(Source records)
* begin *

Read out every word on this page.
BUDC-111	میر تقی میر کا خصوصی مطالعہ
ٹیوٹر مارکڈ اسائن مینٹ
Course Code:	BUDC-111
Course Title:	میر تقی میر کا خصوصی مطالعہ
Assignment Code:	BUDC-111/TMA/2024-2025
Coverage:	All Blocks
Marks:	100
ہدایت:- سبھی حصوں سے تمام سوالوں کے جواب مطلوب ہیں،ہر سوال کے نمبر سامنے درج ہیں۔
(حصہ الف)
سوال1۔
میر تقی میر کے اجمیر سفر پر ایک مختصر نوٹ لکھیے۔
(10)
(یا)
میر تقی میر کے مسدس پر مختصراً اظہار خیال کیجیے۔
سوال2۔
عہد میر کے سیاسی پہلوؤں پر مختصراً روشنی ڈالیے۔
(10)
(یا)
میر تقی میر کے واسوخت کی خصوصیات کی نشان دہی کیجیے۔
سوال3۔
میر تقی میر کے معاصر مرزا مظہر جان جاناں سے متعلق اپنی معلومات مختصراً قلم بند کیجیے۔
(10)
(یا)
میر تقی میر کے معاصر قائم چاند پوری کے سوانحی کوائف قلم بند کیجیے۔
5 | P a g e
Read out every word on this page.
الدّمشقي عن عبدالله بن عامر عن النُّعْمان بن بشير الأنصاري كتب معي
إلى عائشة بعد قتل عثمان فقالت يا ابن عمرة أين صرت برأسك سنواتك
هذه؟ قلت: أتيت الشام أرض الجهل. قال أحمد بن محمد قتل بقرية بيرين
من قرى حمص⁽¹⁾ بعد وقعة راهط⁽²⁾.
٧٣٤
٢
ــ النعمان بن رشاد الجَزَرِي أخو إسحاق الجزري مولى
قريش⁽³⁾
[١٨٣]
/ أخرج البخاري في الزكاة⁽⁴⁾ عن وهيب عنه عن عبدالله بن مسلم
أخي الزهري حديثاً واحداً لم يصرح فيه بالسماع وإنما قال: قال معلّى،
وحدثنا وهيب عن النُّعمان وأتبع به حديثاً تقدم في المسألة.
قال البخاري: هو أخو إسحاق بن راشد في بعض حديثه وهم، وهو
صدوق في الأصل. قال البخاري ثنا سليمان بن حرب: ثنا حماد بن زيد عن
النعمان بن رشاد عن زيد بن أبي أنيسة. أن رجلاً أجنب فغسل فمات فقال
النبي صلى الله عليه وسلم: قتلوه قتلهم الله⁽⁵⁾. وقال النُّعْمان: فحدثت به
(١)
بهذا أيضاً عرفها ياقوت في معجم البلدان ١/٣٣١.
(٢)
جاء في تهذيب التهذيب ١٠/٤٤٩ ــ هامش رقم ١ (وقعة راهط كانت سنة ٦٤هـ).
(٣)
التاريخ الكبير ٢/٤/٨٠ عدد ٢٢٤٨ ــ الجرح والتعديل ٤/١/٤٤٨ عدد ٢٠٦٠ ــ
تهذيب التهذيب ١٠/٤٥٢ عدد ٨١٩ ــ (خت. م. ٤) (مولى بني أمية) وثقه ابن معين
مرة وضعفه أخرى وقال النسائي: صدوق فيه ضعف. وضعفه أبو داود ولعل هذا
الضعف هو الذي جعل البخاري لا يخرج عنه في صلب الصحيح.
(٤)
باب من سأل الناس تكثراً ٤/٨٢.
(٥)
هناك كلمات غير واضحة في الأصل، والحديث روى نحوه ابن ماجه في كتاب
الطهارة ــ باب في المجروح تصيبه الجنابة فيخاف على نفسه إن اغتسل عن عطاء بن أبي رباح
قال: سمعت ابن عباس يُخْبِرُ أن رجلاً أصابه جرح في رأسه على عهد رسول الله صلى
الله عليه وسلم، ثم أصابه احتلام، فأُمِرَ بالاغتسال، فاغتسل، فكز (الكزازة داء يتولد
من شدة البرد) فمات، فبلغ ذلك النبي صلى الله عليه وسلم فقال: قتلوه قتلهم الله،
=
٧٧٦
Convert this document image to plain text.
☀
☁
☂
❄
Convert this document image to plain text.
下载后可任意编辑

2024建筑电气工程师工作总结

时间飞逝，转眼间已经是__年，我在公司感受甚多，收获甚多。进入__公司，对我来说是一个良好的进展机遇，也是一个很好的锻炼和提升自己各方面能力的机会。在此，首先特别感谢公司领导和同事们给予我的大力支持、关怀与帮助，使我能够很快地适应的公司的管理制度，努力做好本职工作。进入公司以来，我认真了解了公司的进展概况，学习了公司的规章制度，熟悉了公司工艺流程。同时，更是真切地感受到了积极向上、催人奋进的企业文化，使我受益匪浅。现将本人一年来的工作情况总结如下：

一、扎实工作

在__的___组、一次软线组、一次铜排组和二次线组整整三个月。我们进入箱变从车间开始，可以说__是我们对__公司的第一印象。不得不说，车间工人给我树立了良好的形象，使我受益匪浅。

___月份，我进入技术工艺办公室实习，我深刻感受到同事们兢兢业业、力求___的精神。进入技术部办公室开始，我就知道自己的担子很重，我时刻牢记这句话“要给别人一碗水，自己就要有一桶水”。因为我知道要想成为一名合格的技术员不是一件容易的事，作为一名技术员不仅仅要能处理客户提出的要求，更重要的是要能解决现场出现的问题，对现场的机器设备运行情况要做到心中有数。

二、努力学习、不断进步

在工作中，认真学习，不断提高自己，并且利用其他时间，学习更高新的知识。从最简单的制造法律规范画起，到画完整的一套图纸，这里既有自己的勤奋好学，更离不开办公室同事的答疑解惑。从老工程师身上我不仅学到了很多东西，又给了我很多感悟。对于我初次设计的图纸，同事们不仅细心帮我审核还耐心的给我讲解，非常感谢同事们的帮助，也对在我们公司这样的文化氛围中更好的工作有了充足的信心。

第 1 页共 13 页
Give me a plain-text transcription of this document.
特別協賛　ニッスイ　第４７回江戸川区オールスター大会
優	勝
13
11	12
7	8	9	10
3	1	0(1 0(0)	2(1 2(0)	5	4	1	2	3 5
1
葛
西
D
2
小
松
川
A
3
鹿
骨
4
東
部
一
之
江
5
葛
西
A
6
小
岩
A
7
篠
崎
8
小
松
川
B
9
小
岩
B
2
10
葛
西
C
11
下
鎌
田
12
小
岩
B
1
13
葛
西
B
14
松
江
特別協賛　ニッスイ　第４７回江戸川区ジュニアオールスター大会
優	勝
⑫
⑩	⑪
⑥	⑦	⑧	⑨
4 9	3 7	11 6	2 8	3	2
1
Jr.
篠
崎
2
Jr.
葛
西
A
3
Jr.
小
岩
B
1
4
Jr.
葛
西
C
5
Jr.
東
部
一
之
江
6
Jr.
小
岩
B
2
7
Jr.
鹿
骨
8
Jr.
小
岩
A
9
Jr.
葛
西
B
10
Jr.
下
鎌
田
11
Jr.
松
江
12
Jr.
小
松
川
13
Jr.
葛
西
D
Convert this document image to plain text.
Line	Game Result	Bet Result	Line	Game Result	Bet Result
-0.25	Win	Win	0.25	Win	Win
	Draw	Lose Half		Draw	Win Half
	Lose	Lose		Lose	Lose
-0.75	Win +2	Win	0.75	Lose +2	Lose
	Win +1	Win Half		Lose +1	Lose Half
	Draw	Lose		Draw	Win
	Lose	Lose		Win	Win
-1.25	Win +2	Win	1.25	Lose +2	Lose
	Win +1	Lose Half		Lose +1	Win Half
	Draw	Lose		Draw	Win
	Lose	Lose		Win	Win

* end *

What to work on: Copy each line of the records above that carries the word "特別協賛".

Completed exercise:
特別協賛　ニッスイ　第４７回江戸川区オールスター大会
特別協賛　ニッスイ　第４７回江戸川区ジュニアオールスター大会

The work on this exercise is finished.